-- OBJECTIVE --
Repeat all the material exactly; pictures stay out of your copy.

-- INPUT --
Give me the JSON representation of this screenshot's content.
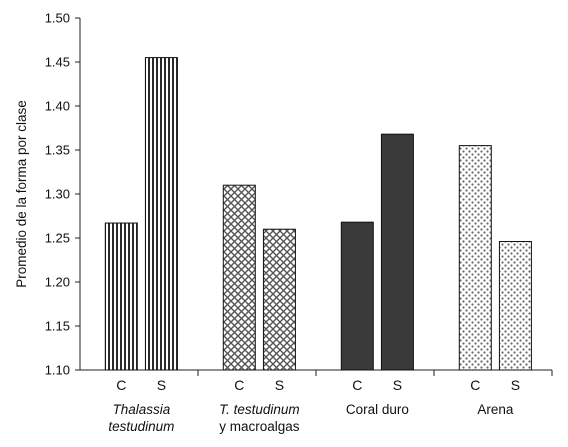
{
  "chart_data": {
    "type": "bar",
    "ylabel": "Promedio de la forma por clase",
    "ylim": [
      1.1,
      1.5
    ],
    "yticks": [
      "1.10",
      "1.15",
      "1.20",
      "1.25",
      "1.30",
      "1.35",
      "1.40",
      "1.45",
      "1.50"
    ],
    "grid": false,
    "legend": "none",
    "groups": [
      {
        "label_lines": [
          "Thalassia",
          "testudinum"
        ],
        "italic_lines": [
          true,
          true
        ],
        "pattern": "vertical-stripes",
        "bars": [
          {
            "category": "C",
            "value": 1.267
          },
          {
            "category": "S",
            "value": 1.455
          }
        ]
      },
      {
        "label_lines": [
          "T. testudinum",
          "y macroalgas"
        ],
        "italic_lines": [
          true,
          false
        ],
        "pattern": "crosshatch",
        "bars": [
          {
            "category": "C",
            "value": 1.31
          },
          {
            "category": "S",
            "value": 1.26
          }
        ]
      },
      {
        "label_lines": [
          "Coral duro"
        ],
        "italic_lines": [
          false
        ],
        "pattern": "solid-dark",
        "bars": [
          {
            "category": "C",
            "value": 1.268
          },
          {
            "category": "S",
            "value": 1.368
          }
        ]
      },
      {
        "label_lines": [
          "Arena"
        ],
        "italic_lines": [
          false
        ],
        "pattern": "stipple",
        "bars": [
          {
            "category": "C",
            "value": 1.355
          },
          {
            "category": "S",
            "value": 1.246
          }
        ]
      }
    ],
    "colors": {
      "axis": "#222222",
      "bar_dark": "#3a3a3a",
      "stripe": "#2a2a2a",
      "hatch": "#555555",
      "stipple": "#666666"
    }
  }
}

-- ANSWER TO THIS PROBLEM --
Give me the JSON representation of this screenshot's content.
{
  "chart_data": {
    "type": "bar",
    "ylabel": "Promedio de la forma por clase",
    "ylim": [
      1.1,
      1.5
    ],
    "yticks": [
      "1.10",
      "1.15",
      "1.20",
      "1.25",
      "1.30",
      "1.35",
      "1.40",
      "1.45",
      "1.50"
    ],
    "grid": false,
    "legend": "none",
    "groups": [
      {
        "label_lines": [
          "Thalassia",
          "testudinum"
        ],
        "italic_lines": [
          true,
          true
        ],
        "pattern": "vertical-stripes",
        "bars": [
          {
            "category": "C",
            "value": 1.267
          },
          {
            "category": "S",
            "value": 1.455
          }
        ]
      },
      {
        "label_lines": [
          "T. testudinum",
          "y macroalgas"
        ],
        "italic_lines": [
          true,
          false
        ],
        "pattern": "crosshatch",
        "bars": [
          {
            "category": "C",
            "value": 1.31
          },
          {
            "category": "S",
            "value": 1.26
          }
        ]
      },
      {
        "label_lines": [
          "Coral duro"
        ],
        "italic_lines": [
          false
        ],
        "pattern": "solid-dark",
        "bars": [
          {
            "category": "C",
            "value": 1.268
          },
          {
            "category": "S",
            "value": 1.368
          }
        ]
      },
      {
        "label_lines": [
          "Arena"
        ],
        "italic_lines": [
          false
        ],
        "pattern": "stipple",
        "bars": [
          {
            "category": "C",
            "value": 1.355
          },
          {
            "category": "S",
            "value": 1.246
          }
        ]
      }
    ],
    "colors": {
      "axis": "#222222",
      "bar_dark": "#3a3a3a",
      "stripe": "#2a2a2a",
      "hatch": "#555555",
      "stipple": "#666666"
    }
  }
}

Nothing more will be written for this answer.